**Exercise aim:** Take the records underneath and set them down exactly.

[Items from a data source]
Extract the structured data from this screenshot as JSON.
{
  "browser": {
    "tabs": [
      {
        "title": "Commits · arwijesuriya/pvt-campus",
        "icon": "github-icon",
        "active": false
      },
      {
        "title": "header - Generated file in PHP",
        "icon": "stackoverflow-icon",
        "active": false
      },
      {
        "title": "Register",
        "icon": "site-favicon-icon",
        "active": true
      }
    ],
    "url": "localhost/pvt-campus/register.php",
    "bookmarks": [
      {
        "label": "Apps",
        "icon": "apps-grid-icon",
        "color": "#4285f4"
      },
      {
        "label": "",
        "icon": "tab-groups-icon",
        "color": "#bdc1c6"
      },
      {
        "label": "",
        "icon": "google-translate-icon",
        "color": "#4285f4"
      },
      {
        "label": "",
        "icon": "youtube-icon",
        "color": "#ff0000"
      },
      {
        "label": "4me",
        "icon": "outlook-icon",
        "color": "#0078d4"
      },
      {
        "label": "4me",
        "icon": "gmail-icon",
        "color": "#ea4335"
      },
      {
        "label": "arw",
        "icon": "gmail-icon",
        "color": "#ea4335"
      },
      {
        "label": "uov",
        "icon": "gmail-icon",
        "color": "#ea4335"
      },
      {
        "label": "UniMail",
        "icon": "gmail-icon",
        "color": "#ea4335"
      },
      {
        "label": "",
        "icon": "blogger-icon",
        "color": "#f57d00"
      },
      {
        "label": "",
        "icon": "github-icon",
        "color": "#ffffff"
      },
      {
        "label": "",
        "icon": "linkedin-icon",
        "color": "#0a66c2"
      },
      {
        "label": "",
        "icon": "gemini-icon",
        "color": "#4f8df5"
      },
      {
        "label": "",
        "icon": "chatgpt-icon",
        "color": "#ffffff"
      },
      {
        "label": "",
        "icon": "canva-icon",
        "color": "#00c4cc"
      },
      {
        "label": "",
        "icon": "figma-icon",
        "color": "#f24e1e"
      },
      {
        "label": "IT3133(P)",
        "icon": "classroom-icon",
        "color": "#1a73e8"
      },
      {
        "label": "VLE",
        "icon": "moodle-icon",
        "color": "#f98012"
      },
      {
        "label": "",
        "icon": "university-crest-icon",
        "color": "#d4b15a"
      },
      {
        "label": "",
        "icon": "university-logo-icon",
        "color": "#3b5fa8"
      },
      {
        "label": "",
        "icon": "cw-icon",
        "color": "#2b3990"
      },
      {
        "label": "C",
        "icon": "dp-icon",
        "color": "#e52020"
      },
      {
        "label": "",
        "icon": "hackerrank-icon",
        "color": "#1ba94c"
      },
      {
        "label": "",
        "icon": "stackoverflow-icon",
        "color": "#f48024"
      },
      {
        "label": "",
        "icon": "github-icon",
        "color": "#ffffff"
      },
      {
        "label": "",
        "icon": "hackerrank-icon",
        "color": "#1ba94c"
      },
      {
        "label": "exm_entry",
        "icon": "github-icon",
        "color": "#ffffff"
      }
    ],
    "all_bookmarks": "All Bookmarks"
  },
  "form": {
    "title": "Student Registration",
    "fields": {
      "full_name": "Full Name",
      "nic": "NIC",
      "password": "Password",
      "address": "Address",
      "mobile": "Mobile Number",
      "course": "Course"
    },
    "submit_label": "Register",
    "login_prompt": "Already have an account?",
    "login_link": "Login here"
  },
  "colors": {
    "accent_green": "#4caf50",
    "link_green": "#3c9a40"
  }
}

**Reply to the exercise:**
Extract the structured data from this screenshot as JSON.
{
  "browser": {
    "tabs": [
      {
        "title": "Commits · arwijesuriya/pvt-campus",
        "icon": "github-icon",
        "active": false
      },
      {
        "title": "header - Generated file in PHP",
        "icon": "stackoverflow-icon",
        "active": false
      },
      {
        "title": "Register",
        "icon": "site-favicon-icon",
        "active": true
      }
    ],
    "url": "localhost/pvt-campus/register.php",
    "bookmarks": [
      {
        "label": "Apps",
        "icon": "apps-grid-icon",
        "color": "#4285f4"
      },
      {
        "label": "",
        "icon": "tab-groups-icon",
        "color": "#bdc1c6"
      },
      {
        "label": "",
        "icon": "google-translate-icon",
        "color": "#4285f4"
      },
      {
        "label": "",
        "icon": "youtube-icon",
        "color": "#ff0000"
      },
      {
        "label": "4me",
        "icon": "outlook-icon",
        "color": "#0078d4"
      },
      {
        "label": "4me",
        "icon": "gmail-icon",
        "color": "#ea4335"
      },
      {
        "label": "arw",
        "icon": "gmail-icon",
        "color": "#ea4335"
      },
      {
        "label": "uov",
        "icon": "gmail-icon",
        "color": "#ea4335"
      },
      {
        "label": "UniMail",
        "icon": "gmail-icon",
        "color": "#ea4335"
      },
      {
        "label": "",
        "icon": "blogger-icon",
        "color": "#f57d00"
      },
      {
        "label": "",
        "icon": "github-icon",
        "color": "#ffffff"
      },
      {
        "label": "",
        "icon": "linkedin-icon",
        "color": "#0a66c2"
      },
      {
        "label": "",
        "icon": "gemini-icon",
        "color": "#4f8df5"
      },
      {
        "label": "",
        "icon": "chatgpt-icon",
        "color": "#ffffff"
      },
      {
        "label": "",
        "icon": "canva-icon",
        "color": "#00c4cc"
      },
      {
        "label": "",
        "icon": "figma-icon",
        "color": "#f24e1e"
      },
      {
        "label": "IT3133(P)",
        "icon": "classroom-icon",
        "color": "#1a73e8"
      },
      {
        "label": "VLE",
        "icon": "moodle-icon",
        "color": "#f98012"
      },
      {
        "label": "",
        "icon": "university-crest-icon",
        "color": "#d4b15a"
      },
      {
        "label": "",
        "icon": "university-logo-icon",
        "color": "#3b5fa8"
      },
      {
        "label": "",
        "icon": "cw-icon",
        "color": "#2b3990"
      },
      {
        "label": "C",
        "icon": "dp-icon",
        "color": "#e52020"
      },
      {
        "label": "",
        "icon": "hackerrank-icon",
        "color": "#1ba94c"
      },
      {
        "label": "",
        "icon": "stackoverflow-icon",
        "color": "#f48024"
      },
      {
        "label": "",
        "icon": "github-icon",
        "color": "#ffffff"
      },
      {
        "label": "",
        "icon": "hackerrank-icon",
        "color": "#1ba94c"
      },
      {
        "label": "exm_entry",
        "icon": "github-icon",
        "color": "#ffffff"
      }
    ],
    "all_bookmarks": "All Bookmarks"
  },
  "form": {
    "title": "Student Registration",
    "fields": {
      "full_name": "Full Name",
      "nic": "NIC",
      "password": "Password",
      "address": "Address",
      "mobile": "Mobile Number",
      "course": "Course"
    },
    "submit_label": "Register",
    "login_prompt": "Already have an account?",
    "login_link": "Login here"
  },
  "colors": {
    "accent_green": "#4caf50",
    "link_green": "#3c9a40"
  }
}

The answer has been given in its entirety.